■ What you should do ■
Copy every line with the string "name" in it.

■ Material ■
+--
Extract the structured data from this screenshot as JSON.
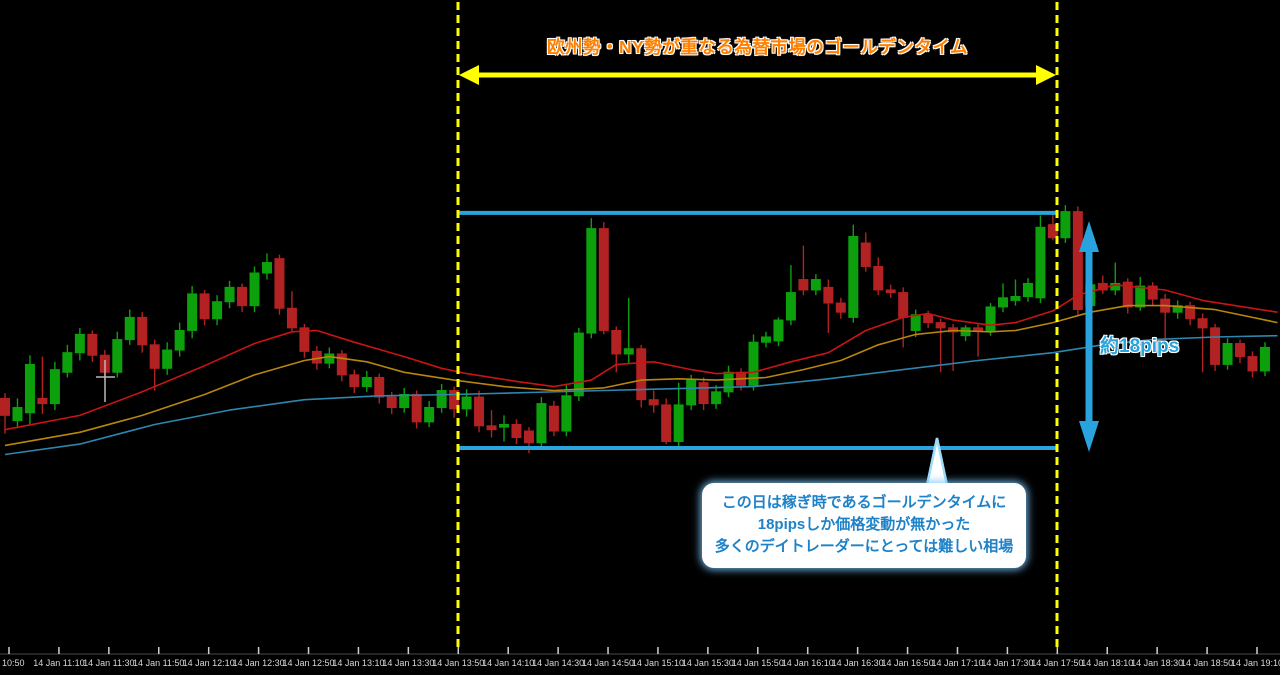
{
  "annotations": {
    "golden_time_title": "欧州勢・NY勢が重なる為替市場のゴールデンタイム",
    "golden_time_start_label": "14 Jan 13:50",
    "golden_time_end_label": "14 Jan 17:50",
    "range_label": "約18pips",
    "callout_lines": [
      "この日は稼ぎ時であるゴールデンタイムに",
      "18pipsしか価格変動が無かった",
      "多くのデイトレーダーにとっては難しい相場"
    ]
  },
  "colors": {
    "background": "#000000",
    "bull": "#0ca00c",
    "bear": "#b22222",
    "ma_fast_red": "#c81414",
    "ma_mid_orange": "#b8860b",
    "ma_slow_blue": "#2e86ad",
    "range_line_blue": "#2aa5dc",
    "arrow_blue": "#29a3dd",
    "session_yellow": "#ffff00",
    "title_orange": "#ff8000",
    "callout_text_blue": "#1e82c8",
    "axis_text": "#d9d9d9",
    "axis_line": "#4a4a4a",
    "crosshair": "#b8b8b8"
  },
  "chart_data": {
    "type": "candlestick",
    "start_time": "14 Jan 10:50",
    "interval_minutes": 5,
    "unit": "pips above lower range line (lower blue line = 0, upper blue line = 18)",
    "range_pips": 18,
    "golden_time_window": {
      "start": "14 Jan 13:50",
      "end": "14 Jan 17:50"
    },
    "x_axis_labels": [
      "10:50",
      "14 Jan 11:10",
      "14 Jan 11:30",
      "14 Jan 11:50",
      "14 Jan 12:10",
      "14 Jan 12:30",
      "14 Jan 12:50",
      "14 Jan 13:10",
      "14 Jan 13:30",
      "14 Jan 13:50",
      "14 Jan 14:10",
      "14 Jan 14:30",
      "14 Jan 14:50",
      "14 Jan 15:10",
      "14 Jan 15:30",
      "14 Jan 15:50",
      "14 Jan 16:10",
      "14 Jan 16:30",
      "14 Jan 16:50",
      "14 Jan 17:10",
      "14 Jan 17:30",
      "14 Jan 17:50",
      "14 Jan 18:10",
      "14 Jan 18:30",
      "14 Jan 18:50",
      "14 Jan 19:10"
    ],
    "candles_ohlc": [
      [
        3.8,
        4.2,
        1.1,
        2.5
      ],
      [
        2.1,
        3.8,
        1.5,
        3.1
      ],
      [
        2.7,
        7.1,
        1.8,
        6.4
      ],
      [
        3.8,
        7.0,
        2.6,
        3.4
      ],
      [
        3.4,
        6.6,
        2.9,
        6.0
      ],
      [
        5.8,
        7.9,
        5.4,
        7.3
      ],
      [
        7.3,
        9.2,
        6.7,
        8.7
      ],
      [
        8.7,
        9.0,
        6.6,
        7.1
      ],
      [
        7.1,
        7.5,
        5.2,
        5.8
      ],
      [
        5.8,
        8.9,
        5.4,
        8.3
      ],
      [
        8.3,
        10.6,
        7.9,
        10.0
      ],
      [
        10.0,
        10.4,
        7.3,
        7.9
      ],
      [
        7.9,
        8.3,
        4.4,
        6.1
      ],
      [
        6.1,
        8.1,
        5.6,
        7.5
      ],
      [
        7.5,
        9.6,
        7.0,
        9.0
      ],
      [
        9.0,
        12.4,
        8.4,
        11.8
      ],
      [
        11.8,
        12.1,
        9.4,
        9.9
      ],
      [
        9.9,
        11.7,
        9.4,
        11.2
      ],
      [
        11.2,
        12.8,
        10.7,
        12.3
      ],
      [
        12.3,
        12.6,
        10.4,
        10.9
      ],
      [
        10.9,
        13.9,
        10.4,
        13.4
      ],
      [
        13.4,
        14.9,
        12.9,
        14.2
      ],
      [
        14.5,
        14.8,
        10.2,
        10.7
      ],
      [
        10.7,
        12.0,
        8.9,
        9.2
      ],
      [
        9.2,
        9.5,
        6.9,
        7.4
      ],
      [
        7.4,
        7.8,
        6.0,
        6.5
      ],
      [
        6.5,
        7.7,
        6.1,
        7.2
      ],
      [
        7.2,
        7.5,
        5.1,
        5.6
      ],
      [
        5.6,
        6.0,
        4.2,
        4.7
      ],
      [
        4.7,
        5.9,
        4.3,
        5.4
      ],
      [
        5.4,
        5.7,
        3.4,
        3.9
      ],
      [
        3.9,
        4.3,
        2.6,
        3.1
      ],
      [
        3.1,
        4.6,
        2.7,
        4.1
      ],
      [
        4.1,
        4.4,
        1.5,
        2.0
      ],
      [
        2.0,
        3.6,
        1.6,
        3.1
      ],
      [
        3.1,
        4.9,
        2.7,
        4.4
      ],
      [
        4.4,
        4.7,
        2.3,
        3.0
      ],
      [
        3.0,
        4.5,
        2.4,
        3.9
      ],
      [
        3.9,
        4.4,
        1.2,
        1.7
      ],
      [
        1.7,
        2.9,
        0.8,
        1.4
      ],
      [
        1.6,
        2.5,
        0.5,
        1.8
      ],
      [
        1.8,
        2.2,
        0.3,
        0.8
      ],
      [
        1.3,
        1.6,
        -0.4,
        0.4
      ],
      [
        0.4,
        3.9,
        -0.1,
        3.4
      ],
      [
        3.2,
        3.6,
        0.9,
        1.3
      ],
      [
        1.3,
        4.9,
        0.9,
        4.0
      ],
      [
        4.0,
        9.2,
        3.6,
        8.8
      ],
      [
        8.8,
        17.6,
        8.4,
        16.8
      ],
      [
        16.8,
        17.3,
        8.7,
        9.0
      ],
      [
        9.0,
        9.3,
        5.8,
        7.2
      ],
      [
        7.2,
        11.5,
        6.4,
        7.6
      ],
      [
        7.6,
        7.9,
        3.1,
        3.7
      ],
      [
        3.7,
        4.4,
        2.7,
        3.3
      ],
      [
        3.3,
        3.8,
        0.3,
        0.5
      ],
      [
        0.5,
        5.0,
        -0.1,
        3.3
      ],
      [
        3.3,
        5.6,
        2.9,
        5.2
      ],
      [
        5.0,
        5.4,
        2.9,
        3.4
      ],
      [
        3.4,
        4.8,
        3.0,
        4.3
      ],
      [
        4.3,
        6.3,
        3.9,
        5.8
      ],
      [
        5.8,
        6.1,
        4.4,
        4.8
      ],
      [
        4.8,
        8.7,
        4.4,
        8.1
      ],
      [
        8.1,
        8.9,
        7.7,
        8.5
      ],
      [
        8.2,
        10.0,
        7.8,
        9.8
      ],
      [
        9.8,
        14.0,
        9.4,
        11.9
      ],
      [
        12.9,
        15.5,
        11.7,
        12.1
      ],
      [
        12.1,
        13.3,
        11.7,
        12.9
      ],
      [
        12.3,
        12.9,
        8.8,
        11.1
      ],
      [
        11.1,
        11.5,
        9.9,
        10.4
      ],
      [
        10.0,
        17.1,
        9.6,
        16.2
      ],
      [
        15.7,
        16.5,
        13.5,
        13.9
      ],
      [
        13.9,
        14.6,
        11.7,
        12.1
      ],
      [
        12.1,
        12.5,
        11.5,
        11.9
      ],
      [
        11.9,
        12.3,
        7.7,
        10.0
      ],
      [
        9.0,
        10.6,
        8.5,
        10.2
      ],
      [
        10.2,
        10.5,
        9.2,
        9.6
      ],
      [
        9.6,
        9.9,
        5.8,
        9.2
      ],
      [
        9.2,
        9.5,
        5.9,
        8.9
      ],
      [
        8.6,
        9.4,
        8.2,
        9.2
      ],
      [
        9.2,
        9.5,
        7.0,
        9.0
      ],
      [
        9.0,
        11.1,
        8.6,
        10.8
      ],
      [
        10.8,
        12.6,
        10.4,
        11.5
      ],
      [
        11.3,
        12.9,
        10.9,
        11.6
      ],
      [
        11.6,
        13.0,
        11.2,
        12.6
      ],
      [
        11.5,
        17.8,
        11.1,
        16.9
      ],
      [
        17.1,
        17.9,
        15.9,
        16.1
      ],
      [
        16.1,
        18.6,
        15.7,
        18.1
      ],
      [
        18.1,
        18.5,
        10.2,
        10.6
      ],
      [
        10.9,
        13.0,
        10.4,
        12.5
      ],
      [
        12.6,
        13.2,
        11.8,
        12.1
      ],
      [
        12.1,
        14.2,
        11.7,
        12.6
      ],
      [
        12.7,
        13.0,
        10.3,
        10.8
      ],
      [
        10.8,
        13.1,
        10.5,
        12.4
      ],
      [
        12.4,
        12.7,
        10.9,
        11.4
      ],
      [
        11.4,
        11.8,
        8.3,
        10.4
      ],
      [
        10.4,
        11.3,
        9.9,
        10.9
      ],
      [
        10.9,
        11.2,
        9.4,
        9.9
      ],
      [
        9.9,
        10.3,
        5.8,
        9.2
      ],
      [
        9.2,
        9.5,
        5.9,
        6.4
      ],
      [
        6.4,
        8.4,
        6.0,
        8.0
      ],
      [
        8.0,
        8.3,
        6.5,
        7.0
      ],
      [
        7.0,
        7.4,
        5.4,
        5.9
      ],
      [
        5.9,
        8.1,
        5.5,
        7.7
      ]
    ],
    "moving_averages": [
      {
        "name": "fast-ma-red",
        "color": "#c81414",
        "points": [
          [
            0,
            1.4
          ],
          [
            6,
            2.5
          ],
          [
            11,
            4.3
          ],
          [
            16,
            6.3
          ],
          [
            20,
            8.0
          ],
          [
            23,
            8.9
          ],
          [
            25,
            9.0
          ],
          [
            28,
            8.1
          ],
          [
            32,
            7.0
          ],
          [
            35,
            6.1
          ],
          [
            37,
            5.7
          ],
          [
            41,
            5.1
          ],
          [
            44,
            4.7
          ],
          [
            47,
            5.2
          ],
          [
            49,
            6.4
          ],
          [
            52,
            6.6
          ],
          [
            55,
            6.0
          ],
          [
            57,
            5.7
          ],
          [
            60,
            5.8
          ],
          [
            63,
            6.6
          ],
          [
            66,
            7.3
          ],
          [
            69,
            9.0
          ],
          [
            72,
            10.0
          ],
          [
            74,
            10.3
          ],
          [
            76,
            9.8
          ],
          [
            79,
            9.4
          ],
          [
            81,
            9.6
          ],
          [
            84,
            10.5
          ],
          [
            86,
            11.7
          ],
          [
            89,
            12.5
          ],
          [
            93,
            12.1
          ],
          [
            96,
            11.3
          ],
          [
            100,
            10.7
          ],
          [
            102,
            10.4
          ]
        ]
      },
      {
        "name": "mid-ma-orange",
        "color": "#b8860b",
        "points": [
          [
            0,
            0.2
          ],
          [
            6,
            1.2
          ],
          [
            11,
            2.5
          ],
          [
            16,
            4.1
          ],
          [
            20,
            5.6
          ],
          [
            24,
            6.7
          ],
          [
            26,
            7.0
          ],
          [
            29,
            6.6
          ],
          [
            32,
            5.8
          ],
          [
            36,
            5.2
          ],
          [
            40,
            4.7
          ],
          [
            44,
            4.4
          ],
          [
            48,
            4.6
          ],
          [
            51,
            5.2
          ],
          [
            54,
            5.3
          ],
          [
            57,
            5.2
          ],
          [
            61,
            5.4
          ],
          [
            64,
            6.0
          ],
          [
            67,
            6.7
          ],
          [
            70,
            7.9
          ],
          [
            73,
            8.7
          ],
          [
            76,
            9.0
          ],
          [
            79,
            8.9
          ],
          [
            81,
            9.0
          ],
          [
            84,
            9.6
          ],
          [
            87,
            10.4
          ],
          [
            90,
            10.9
          ],
          [
            93,
            10.9
          ],
          [
            97,
            10.6
          ],
          [
            100,
            10.0
          ],
          [
            102,
            9.6
          ]
        ]
      },
      {
        "name": "slow-ma-blue",
        "color": "#2e86ad",
        "points": [
          [
            0,
            -0.5
          ],
          [
            6,
            0.3
          ],
          [
            12,
            1.8
          ],
          [
            18,
            2.9
          ],
          [
            24,
            3.7
          ],
          [
            30,
            4.0
          ],
          [
            36,
            4.1
          ],
          [
            42,
            4.25
          ],
          [
            48,
            4.4
          ],
          [
            54,
            4.55
          ],
          [
            60,
            4.7
          ],
          [
            66,
            5.3
          ],
          [
            72,
            6.0
          ],
          [
            78,
            6.7
          ],
          [
            84,
            7.3
          ],
          [
            88,
            7.9
          ],
          [
            92,
            8.3
          ],
          [
            97,
            8.5
          ],
          [
            102,
            8.6
          ]
        ]
      }
    ]
  }
}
+--
■ Completed task ■
        "name": "fast-ma-red",
        "name": "mid-ma-orange",
        "name": "slow-ma-blue",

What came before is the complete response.